▶ _What is required_:
Of all the lines in the material, how many contain the word "weil"? State the number alone.
__________________________________________________
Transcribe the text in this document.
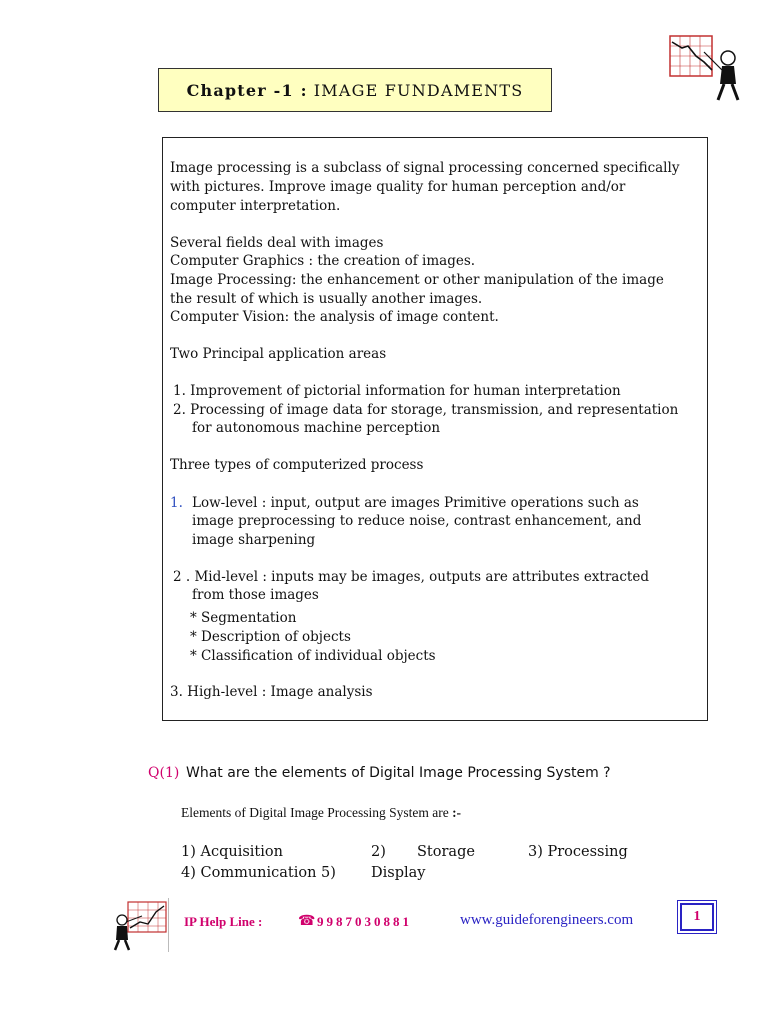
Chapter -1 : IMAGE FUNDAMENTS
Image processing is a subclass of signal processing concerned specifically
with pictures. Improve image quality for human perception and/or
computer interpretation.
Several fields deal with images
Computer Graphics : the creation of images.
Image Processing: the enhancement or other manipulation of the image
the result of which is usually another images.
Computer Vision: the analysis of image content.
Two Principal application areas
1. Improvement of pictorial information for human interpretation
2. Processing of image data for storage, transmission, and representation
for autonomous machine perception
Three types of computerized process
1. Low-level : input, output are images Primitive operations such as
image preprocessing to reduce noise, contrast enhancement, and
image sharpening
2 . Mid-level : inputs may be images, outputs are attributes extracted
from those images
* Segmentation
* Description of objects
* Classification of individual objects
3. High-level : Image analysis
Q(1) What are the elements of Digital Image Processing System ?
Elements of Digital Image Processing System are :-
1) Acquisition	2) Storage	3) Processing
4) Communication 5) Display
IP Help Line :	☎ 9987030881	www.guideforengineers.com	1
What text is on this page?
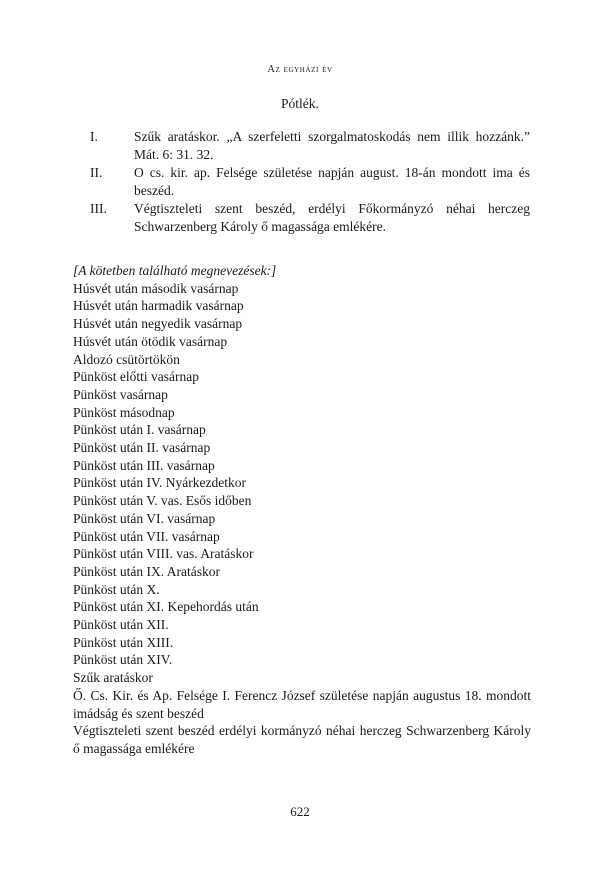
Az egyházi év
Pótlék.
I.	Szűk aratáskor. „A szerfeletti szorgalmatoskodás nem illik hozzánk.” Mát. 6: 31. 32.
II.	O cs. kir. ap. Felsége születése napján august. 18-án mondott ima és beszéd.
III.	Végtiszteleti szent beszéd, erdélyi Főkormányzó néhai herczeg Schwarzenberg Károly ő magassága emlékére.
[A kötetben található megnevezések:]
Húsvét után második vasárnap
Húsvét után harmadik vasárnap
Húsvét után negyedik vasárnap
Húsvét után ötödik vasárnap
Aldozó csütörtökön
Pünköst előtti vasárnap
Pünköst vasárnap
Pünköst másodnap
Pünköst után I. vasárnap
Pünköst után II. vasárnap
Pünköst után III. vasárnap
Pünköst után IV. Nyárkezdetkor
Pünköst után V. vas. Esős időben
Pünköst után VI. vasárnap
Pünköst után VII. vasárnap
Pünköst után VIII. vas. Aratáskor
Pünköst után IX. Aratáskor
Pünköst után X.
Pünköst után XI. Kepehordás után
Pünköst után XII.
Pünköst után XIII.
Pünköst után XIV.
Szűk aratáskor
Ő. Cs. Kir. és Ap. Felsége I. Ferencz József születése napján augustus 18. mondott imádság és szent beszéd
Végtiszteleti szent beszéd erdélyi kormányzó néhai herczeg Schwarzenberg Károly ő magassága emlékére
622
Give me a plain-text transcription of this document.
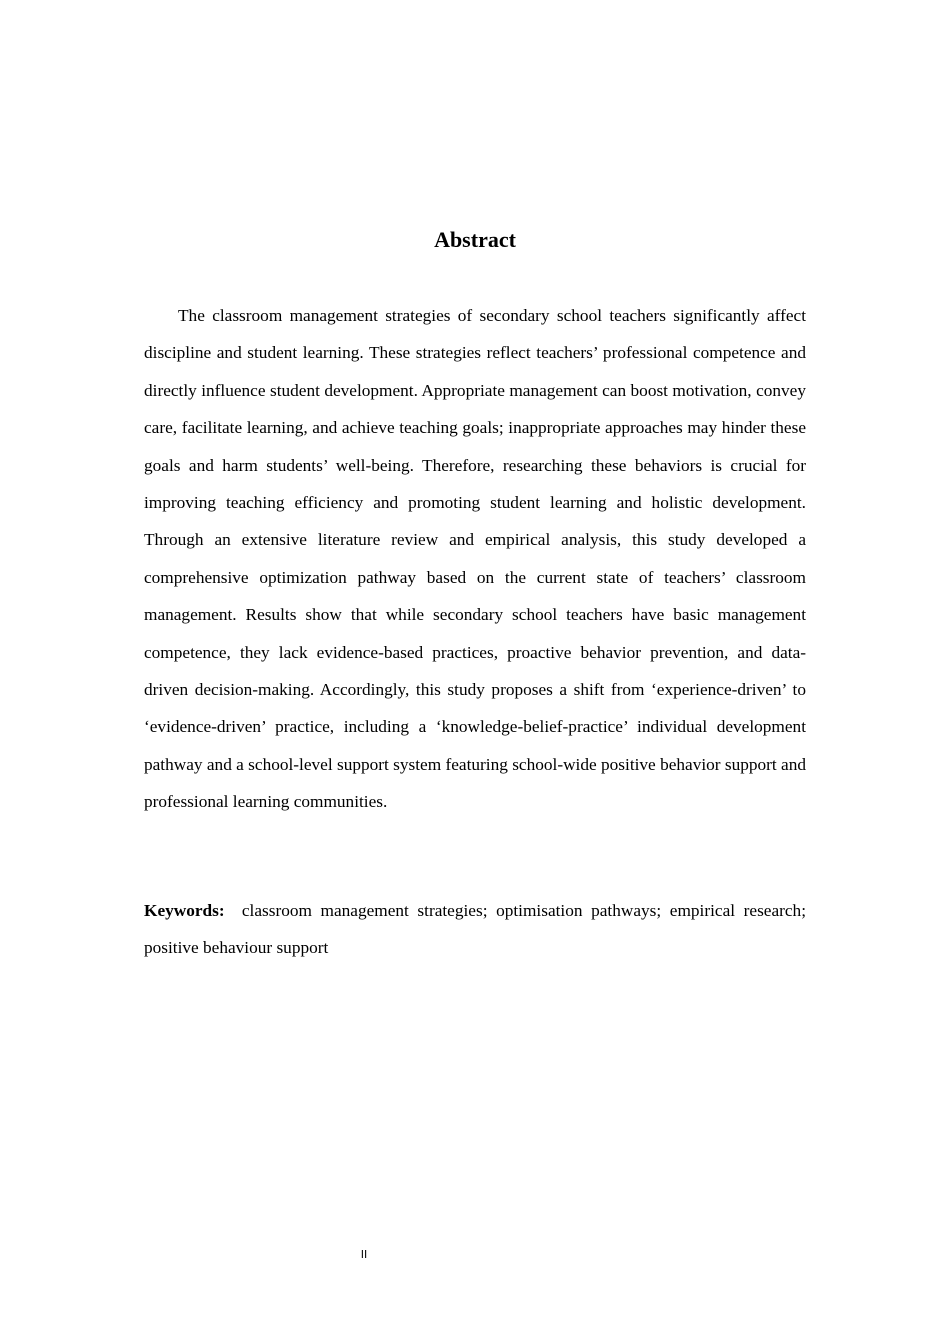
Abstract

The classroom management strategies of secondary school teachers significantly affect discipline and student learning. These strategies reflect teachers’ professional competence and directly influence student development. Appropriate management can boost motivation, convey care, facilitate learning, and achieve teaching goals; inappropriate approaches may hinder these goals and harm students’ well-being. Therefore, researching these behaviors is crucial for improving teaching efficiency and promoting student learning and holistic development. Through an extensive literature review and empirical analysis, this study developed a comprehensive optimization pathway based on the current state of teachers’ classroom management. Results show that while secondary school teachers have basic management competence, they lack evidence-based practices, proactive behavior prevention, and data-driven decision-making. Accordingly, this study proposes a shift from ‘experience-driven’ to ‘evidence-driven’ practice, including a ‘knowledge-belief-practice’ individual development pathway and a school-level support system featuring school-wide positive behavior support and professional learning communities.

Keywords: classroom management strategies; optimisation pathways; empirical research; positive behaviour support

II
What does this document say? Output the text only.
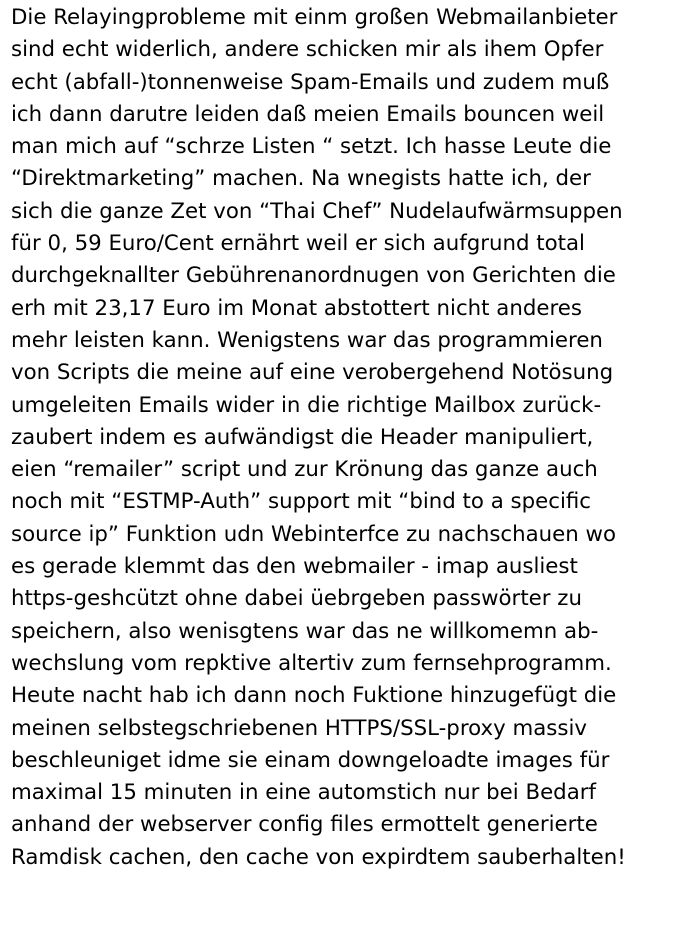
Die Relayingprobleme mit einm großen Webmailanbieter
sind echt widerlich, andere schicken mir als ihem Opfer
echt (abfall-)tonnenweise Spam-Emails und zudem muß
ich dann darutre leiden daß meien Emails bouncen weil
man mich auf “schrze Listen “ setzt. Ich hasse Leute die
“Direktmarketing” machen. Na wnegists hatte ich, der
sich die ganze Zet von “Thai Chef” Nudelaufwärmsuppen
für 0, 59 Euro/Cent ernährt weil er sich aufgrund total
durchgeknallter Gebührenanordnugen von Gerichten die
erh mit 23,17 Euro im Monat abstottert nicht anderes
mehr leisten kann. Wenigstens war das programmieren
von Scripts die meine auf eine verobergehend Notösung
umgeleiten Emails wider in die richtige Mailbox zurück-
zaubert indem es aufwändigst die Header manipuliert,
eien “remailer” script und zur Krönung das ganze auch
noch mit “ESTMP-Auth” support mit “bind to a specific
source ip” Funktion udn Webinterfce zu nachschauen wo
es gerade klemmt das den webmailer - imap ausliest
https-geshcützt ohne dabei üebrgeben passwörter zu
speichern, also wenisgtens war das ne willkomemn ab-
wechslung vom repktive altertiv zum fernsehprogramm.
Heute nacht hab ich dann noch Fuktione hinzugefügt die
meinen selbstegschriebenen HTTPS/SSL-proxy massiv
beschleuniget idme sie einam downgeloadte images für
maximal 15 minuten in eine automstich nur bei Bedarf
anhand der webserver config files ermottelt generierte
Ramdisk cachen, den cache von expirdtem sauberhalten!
__________________________________________________
▶ _Exercise result_:
2